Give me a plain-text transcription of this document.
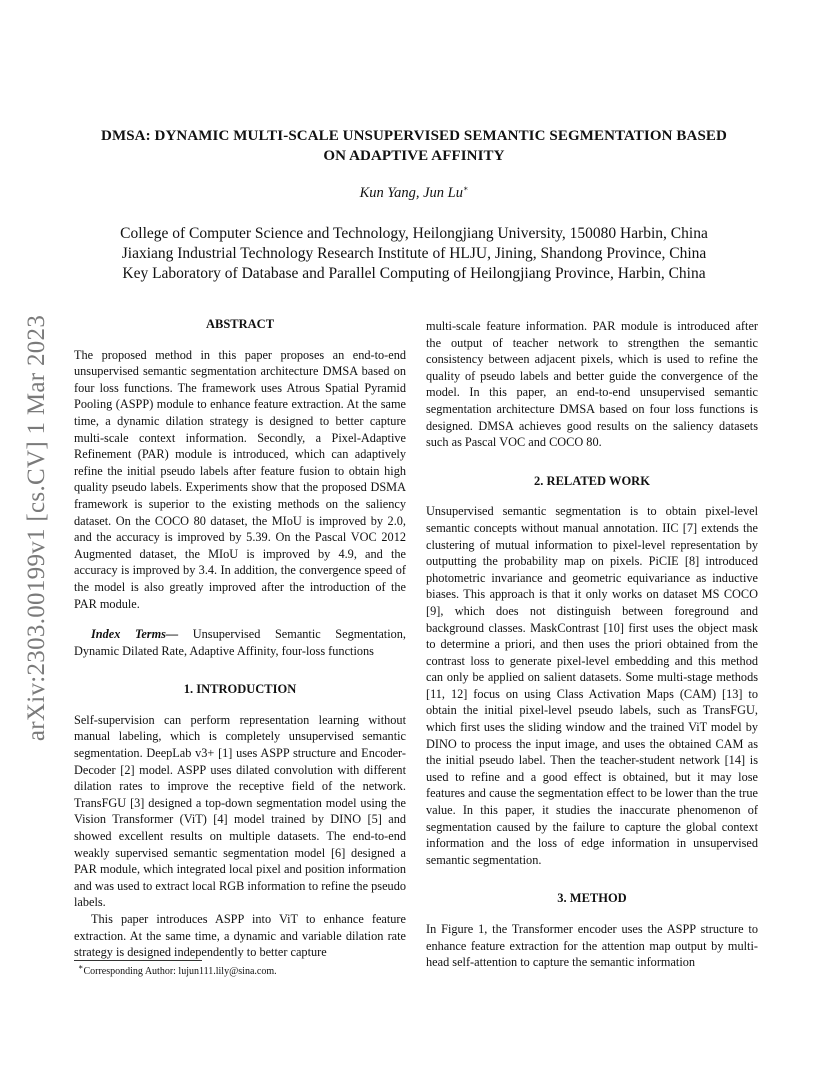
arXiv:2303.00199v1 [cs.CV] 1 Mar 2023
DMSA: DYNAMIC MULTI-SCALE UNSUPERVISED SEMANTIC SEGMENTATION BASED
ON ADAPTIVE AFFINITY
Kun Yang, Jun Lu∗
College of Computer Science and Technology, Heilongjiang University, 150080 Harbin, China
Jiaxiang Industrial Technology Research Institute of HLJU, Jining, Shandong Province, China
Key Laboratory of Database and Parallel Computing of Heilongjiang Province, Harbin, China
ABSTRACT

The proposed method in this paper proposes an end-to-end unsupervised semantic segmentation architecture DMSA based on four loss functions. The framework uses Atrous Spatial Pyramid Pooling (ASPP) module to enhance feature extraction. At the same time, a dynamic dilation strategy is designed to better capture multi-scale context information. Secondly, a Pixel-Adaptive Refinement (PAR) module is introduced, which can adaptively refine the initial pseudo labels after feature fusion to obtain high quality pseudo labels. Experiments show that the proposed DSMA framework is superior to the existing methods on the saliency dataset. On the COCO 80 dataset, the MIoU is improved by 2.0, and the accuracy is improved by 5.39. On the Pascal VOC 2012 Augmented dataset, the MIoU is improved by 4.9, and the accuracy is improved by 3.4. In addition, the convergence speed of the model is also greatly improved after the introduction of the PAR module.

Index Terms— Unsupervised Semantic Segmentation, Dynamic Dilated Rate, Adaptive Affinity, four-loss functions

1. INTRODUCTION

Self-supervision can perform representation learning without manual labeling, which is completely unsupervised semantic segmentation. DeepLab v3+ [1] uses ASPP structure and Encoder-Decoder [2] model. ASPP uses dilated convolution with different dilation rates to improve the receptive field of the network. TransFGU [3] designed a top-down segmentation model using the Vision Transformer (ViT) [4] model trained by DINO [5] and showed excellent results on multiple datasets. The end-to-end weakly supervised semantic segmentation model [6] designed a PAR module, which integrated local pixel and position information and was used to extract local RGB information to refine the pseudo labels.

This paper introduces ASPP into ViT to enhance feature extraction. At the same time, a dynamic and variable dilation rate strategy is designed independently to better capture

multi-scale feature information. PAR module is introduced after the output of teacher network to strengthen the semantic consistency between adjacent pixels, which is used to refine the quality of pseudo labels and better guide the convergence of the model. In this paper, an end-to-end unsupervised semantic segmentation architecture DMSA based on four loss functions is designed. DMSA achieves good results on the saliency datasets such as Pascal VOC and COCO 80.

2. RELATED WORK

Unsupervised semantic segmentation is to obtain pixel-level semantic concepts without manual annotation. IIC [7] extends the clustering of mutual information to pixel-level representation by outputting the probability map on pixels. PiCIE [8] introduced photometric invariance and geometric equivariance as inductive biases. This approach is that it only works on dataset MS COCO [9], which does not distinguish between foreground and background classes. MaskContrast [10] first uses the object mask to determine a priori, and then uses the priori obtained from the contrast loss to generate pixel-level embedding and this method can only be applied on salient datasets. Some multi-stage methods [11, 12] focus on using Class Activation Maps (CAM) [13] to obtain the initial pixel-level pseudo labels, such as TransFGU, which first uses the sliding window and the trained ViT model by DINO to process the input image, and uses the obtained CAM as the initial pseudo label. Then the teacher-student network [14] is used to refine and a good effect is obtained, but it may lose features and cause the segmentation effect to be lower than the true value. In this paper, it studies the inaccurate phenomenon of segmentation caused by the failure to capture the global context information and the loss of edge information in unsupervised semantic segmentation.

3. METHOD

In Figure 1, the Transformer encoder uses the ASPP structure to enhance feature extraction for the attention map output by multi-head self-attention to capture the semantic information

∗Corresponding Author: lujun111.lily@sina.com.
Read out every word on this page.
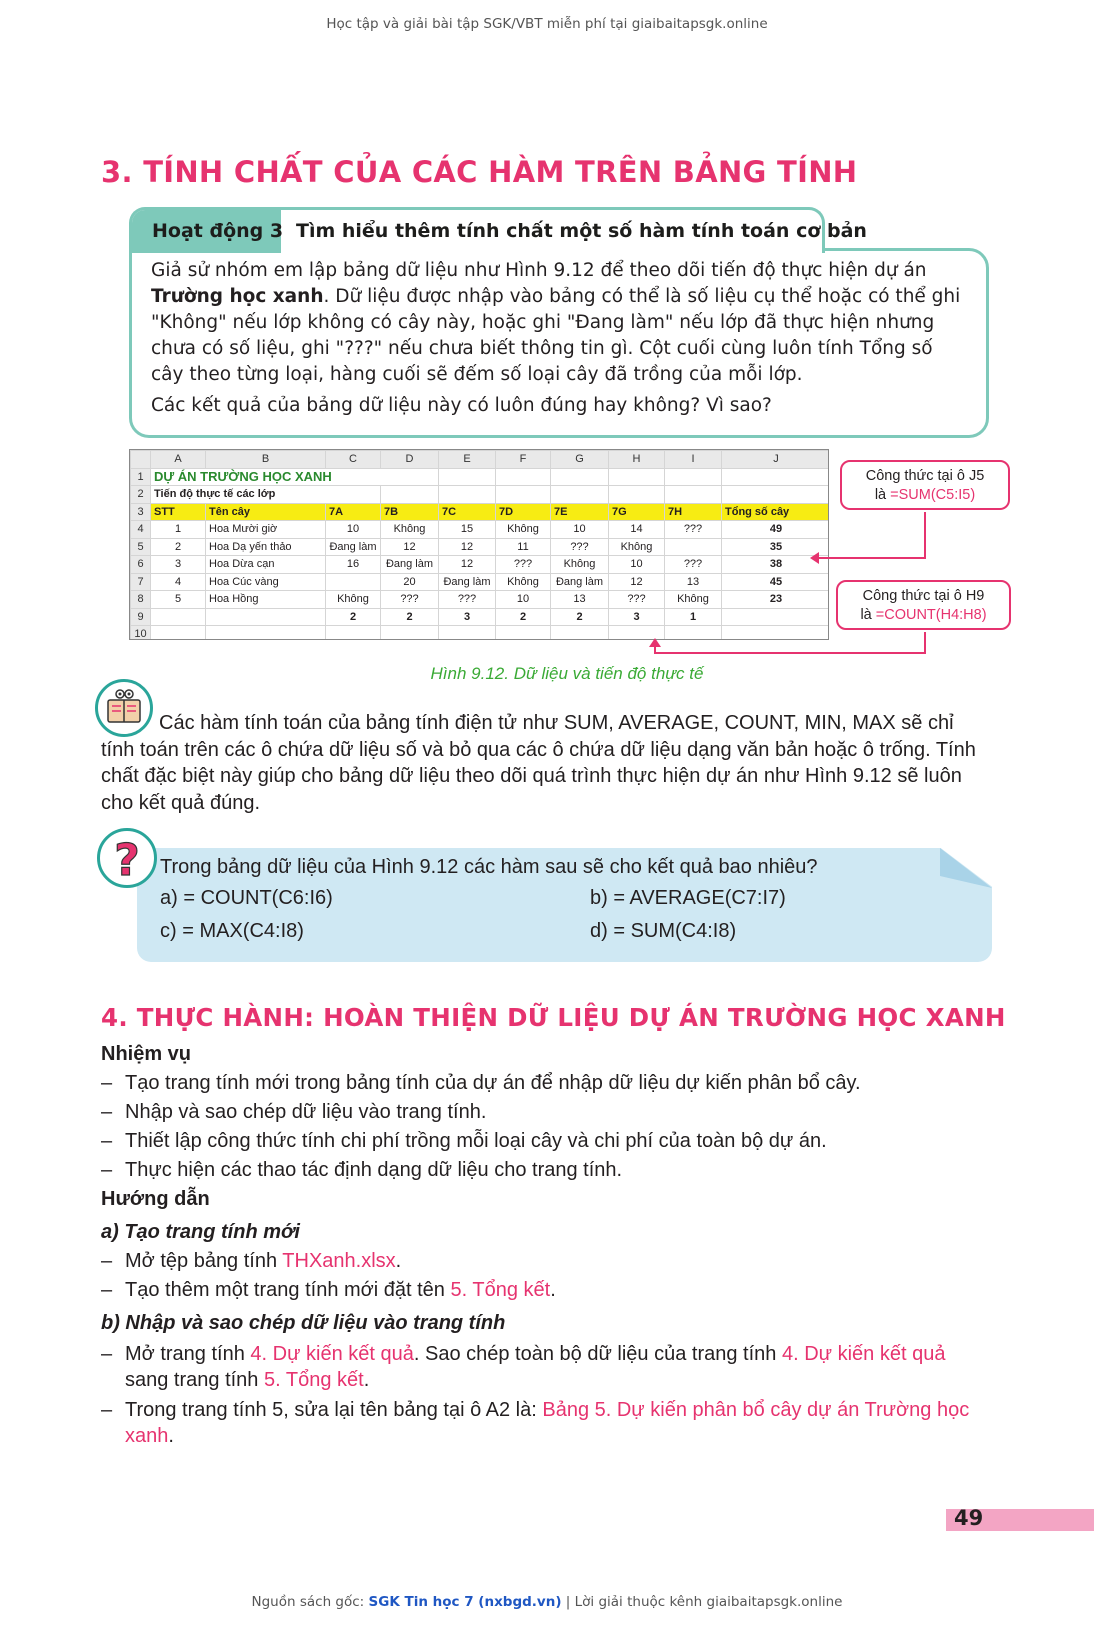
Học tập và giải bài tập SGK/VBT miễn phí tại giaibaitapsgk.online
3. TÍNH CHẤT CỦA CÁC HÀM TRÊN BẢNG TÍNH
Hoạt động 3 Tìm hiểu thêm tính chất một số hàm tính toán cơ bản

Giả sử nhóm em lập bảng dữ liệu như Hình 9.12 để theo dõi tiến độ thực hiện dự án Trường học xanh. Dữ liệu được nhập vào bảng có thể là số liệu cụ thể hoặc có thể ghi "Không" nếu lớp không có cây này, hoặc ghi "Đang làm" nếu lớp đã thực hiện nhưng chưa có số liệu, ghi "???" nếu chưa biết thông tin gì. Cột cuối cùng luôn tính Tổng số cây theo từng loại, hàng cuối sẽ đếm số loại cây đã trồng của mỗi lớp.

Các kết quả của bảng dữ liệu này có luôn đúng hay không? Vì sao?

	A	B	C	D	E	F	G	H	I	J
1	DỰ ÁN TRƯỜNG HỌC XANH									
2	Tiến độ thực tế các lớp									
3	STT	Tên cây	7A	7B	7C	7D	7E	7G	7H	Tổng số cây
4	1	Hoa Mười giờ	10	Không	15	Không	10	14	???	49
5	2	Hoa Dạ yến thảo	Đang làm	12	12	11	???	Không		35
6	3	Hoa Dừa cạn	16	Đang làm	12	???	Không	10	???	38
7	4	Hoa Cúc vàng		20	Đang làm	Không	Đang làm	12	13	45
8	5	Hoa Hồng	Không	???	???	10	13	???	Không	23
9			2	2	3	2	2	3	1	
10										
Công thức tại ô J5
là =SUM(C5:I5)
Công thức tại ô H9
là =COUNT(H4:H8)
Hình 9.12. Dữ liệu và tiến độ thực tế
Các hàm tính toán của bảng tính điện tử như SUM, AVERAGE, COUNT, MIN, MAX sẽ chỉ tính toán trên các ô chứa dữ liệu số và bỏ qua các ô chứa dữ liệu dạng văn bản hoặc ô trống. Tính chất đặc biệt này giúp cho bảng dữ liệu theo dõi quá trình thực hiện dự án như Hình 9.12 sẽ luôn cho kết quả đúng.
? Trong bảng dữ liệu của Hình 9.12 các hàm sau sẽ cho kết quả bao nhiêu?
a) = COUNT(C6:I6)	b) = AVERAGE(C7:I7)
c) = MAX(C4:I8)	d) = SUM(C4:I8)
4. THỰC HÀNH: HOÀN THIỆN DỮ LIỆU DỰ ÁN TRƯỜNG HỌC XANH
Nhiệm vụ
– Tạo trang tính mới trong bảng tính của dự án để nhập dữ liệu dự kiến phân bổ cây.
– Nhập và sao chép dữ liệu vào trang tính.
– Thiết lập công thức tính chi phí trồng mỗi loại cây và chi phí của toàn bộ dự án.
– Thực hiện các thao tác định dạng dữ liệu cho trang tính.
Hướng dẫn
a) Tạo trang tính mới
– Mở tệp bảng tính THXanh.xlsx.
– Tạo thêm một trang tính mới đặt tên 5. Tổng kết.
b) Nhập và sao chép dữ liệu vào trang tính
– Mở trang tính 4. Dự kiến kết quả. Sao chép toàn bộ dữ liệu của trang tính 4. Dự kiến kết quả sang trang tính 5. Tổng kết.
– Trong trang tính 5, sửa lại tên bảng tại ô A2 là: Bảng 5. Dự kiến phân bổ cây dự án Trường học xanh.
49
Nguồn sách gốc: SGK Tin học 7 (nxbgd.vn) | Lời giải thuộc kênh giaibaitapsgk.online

■ ■ ■

» Do this: Transcribe all of the records above character for character. Exclude the pictures.

» Output:
Give me a plain-text transcription of this document.
arXiv:2303.00199v1 [cs.CV] 1 Mar 2023
DMSA: DYNAMIC MULTI-SCALE UNSUPERVISED SEMANTIC SEGMENTATION BASED
ON ADAPTIVE AFFINITY
Kun Yang, Jun Lu∗
College of Computer Science and Technology, Heilongjiang University, 150080 Harbin, China
Jiaxiang Industrial Technology Research Institute of HLJU, Jining, Shandong Province, China
Key Laboratory of Database and Parallel Computing of Heilongjiang Province, Harbin, China
ABSTRACT

The proposed method in this paper proposes an end-to-end unsupervised semantic segmentation architecture DMSA based on four loss functions. The framework uses Atrous Spatial Pyramid Pooling (ASPP) module to enhance feature extraction. At the same time, a dynamic dilation strategy is designed to better capture multi-scale context information. Secondly, a Pixel-Adaptive Refinement (PAR) module is introduced, which can adaptively refine the initial pseudo labels after feature fusion to obtain high quality pseudo labels. Experiments show that the proposed DSMA framework is superior to the existing methods on the saliency dataset. On the COCO 80 dataset, the MIoU is improved by 2.0, and the accuracy is improved by 5.39. On the Pascal VOC 2012 Augmented dataset, the MIoU is improved by 4.9, and the accuracy is improved by 3.4. In addition, the convergence speed of the model is also greatly improved after the introduction of the PAR module.

Index Terms— Unsupervised Semantic Segmentation, Dynamic Dilated Rate, Adaptive Affinity, four-loss functions

1. INTRODUCTION

Self-supervision can perform representation learning without manual labeling, which is completely unsupervised semantic segmentation. DeepLab v3+ [1] uses ASPP structure and Encoder-Decoder [2] model. ASPP uses dilated convolution with different dilation rates to improve the receptive field of the network. TransFGU [3] designed a top-down segmentation model using the Vision Transformer (ViT) [4] model trained by DINO [5] and showed excellent results on multiple datasets. The end-to-end weakly supervised semantic segmentation model [6] designed a PAR module, which integrated local pixel and position information and was used to extract local RGB information to refine the pseudo labels.

This paper introduces ASPP into ViT to enhance feature extraction. At the same time, a dynamic and variable dilation rate strategy is designed independently to better capture

multi-scale feature information. PAR module is introduced after the output of teacher network to strengthen the semantic consistency between adjacent pixels, which is used to refine the quality of pseudo labels and better guide the convergence of the model. In this paper, an end-to-end unsupervised semantic segmentation architecture DMSA based on four loss functions is designed. DMSA achieves good results on the saliency datasets such as Pascal VOC and COCO 80.

2. RELATED WORK

Unsupervised semantic segmentation is to obtain pixel-level semantic concepts without manual annotation. IIC [7] extends the clustering of mutual information to pixel-level representation by outputting the probability map on pixels. PiCIE [8] introduced photometric invariance and geometric equivariance as inductive biases. This approach is that it only works on dataset MS COCO [9], which does not distinguish between foreground and background classes. MaskContrast [10] first uses the object mask to determine a priori, and then uses the priori obtained from the contrast loss to generate pixel-level embedding and this method can only be applied on salient datasets. Some multi-stage methods [11, 12] focus on using Class Activation Maps (CAM) [13] to obtain the initial pixel-level pseudo labels, such as TransFGU, which first uses the sliding window and the trained ViT model by DINO to process the input image, and uses the obtained CAM as the initial pseudo label. Then the teacher-student network [14] is used to refine and a good effect is obtained, but it may lose features and cause the segmentation effect to be lower than the true value. In this paper, it studies the inaccurate phenomenon of segmentation caused by the failure to capture the global context information and the loss of edge information in unsupervised semantic segmentation.

3. METHOD

In Figure 1, the Transformer encoder uses the ASPP structure to enhance feature extraction for the attention map output by multi-head self-attention to capture the semantic information

∗Corresponding Author: lujun111.lily@sina.com.
Read out every word on this page.
Học tập và giải bài tập SGK/VBT miễn phí tại giaibaitapsgk.online
3. TÍNH CHẤT CỦA CÁC HÀM TRÊN BẢNG TÍNH
Hoạt động 3 Tìm hiểu thêm tính chất một số hàm tính toán cơ bản

Giả sử nhóm em lập bảng dữ liệu như Hình 9.12 để theo dõi tiến độ thực hiện dự án Trường học xanh. Dữ liệu được nhập vào bảng có thể là số liệu cụ thể hoặc có thể ghi "Không" nếu lớp không có cây này, hoặc ghi "Đang làm" nếu lớp đã thực hiện nhưng chưa có số liệu, ghi "???" nếu chưa biết thông tin gì. Cột cuối cùng luôn tính Tổng số cây theo từng loại, hàng cuối sẽ đếm số loại cây đã trồng của mỗi lớp.

Các kết quả của bảng dữ liệu này có luôn đúng hay không? Vì sao?

	A	B	C	D	E	F	G	H	I	J
1	DỰ ÁN TRƯỜNG HỌC XANH									
2	Tiến độ thực tế các lớp									
3	STT	Tên cây	7A	7B	7C	7D	7E	7G	7H	Tổng số cây
4	1	Hoa Mười giờ	10	Không	15	Không	10	14	???	49
5	2	Hoa Dạ yến thảo	Đang làm	12	12	11	???	Không		35
6	3	Hoa Dừa cạn	16	Đang làm	12	???	Không	10	???	38
7	4	Hoa Cúc vàng		20	Đang làm	Không	Đang làm	12	13	45
8	5	Hoa Hồng	Không	???	???	10	13	???	Không	23
9			2	2	3	2	2	3	1	
10										
Công thức tại ô J5
là =SUM(C5:I5)
Công thức tại ô H9
là =COUNT(H4:H8)
Hình 9.12. Dữ liệu và tiến độ thực tế
Các hàm tính toán của bảng tính điện tử như SUM, AVERAGE, COUNT, MIN, MAX sẽ chỉ tính toán trên các ô chứa dữ liệu số và bỏ qua các ô chứa dữ liệu dạng văn bản hoặc ô trống. Tính chất đặc biệt này giúp cho bảng dữ liệu theo dõi quá trình thực hiện dự án như Hình 9.12 sẽ luôn cho kết quả đúng.
? Trong bảng dữ liệu của Hình 9.12 các hàm sau sẽ cho kết quả bao nhiêu?
a) = COUNT(C6:I6)	b) = AVERAGE(C7:I7)
c) = MAX(C4:I8)	d) = SUM(C4:I8)
4. THỰC HÀNH: HOÀN THIỆN DỮ LIỆU DỰ ÁN TRƯỜNG HỌC XANH
Nhiệm vụ
– Tạo trang tính mới trong bảng tính của dự án để nhập dữ liệu dự kiến phân bổ cây.
– Nhập và sao chép dữ liệu vào trang tính.
– Thiết lập công thức tính chi phí trồng mỗi loại cây và chi phí của toàn bộ dự án.
– Thực hiện các thao tác định dạng dữ liệu cho trang tính.
Hướng dẫn
a) Tạo trang tính mới
– Mở tệp bảng tính THXanh.xlsx.
– Tạo thêm một trang tính mới đặt tên 5. Tổng kết.
b) Nhập và sao chép dữ liệu vào trang tính
– Mở trang tính 4. Dự kiến kết quả. Sao chép toàn bộ dữ liệu của trang tính 4. Dự kiến kết quả sang trang tính 5. Tổng kết.
– Trong trang tính 5, sửa lại tên bảng tại ô A2 là: Bảng 5. Dự kiến phân bổ cây dự án Trường học xanh.
49
Nguồn sách gốc: SGK Tin học 7 (nxbgd.vn) | Lời giải thuộc kênh giaibaitapsgk.online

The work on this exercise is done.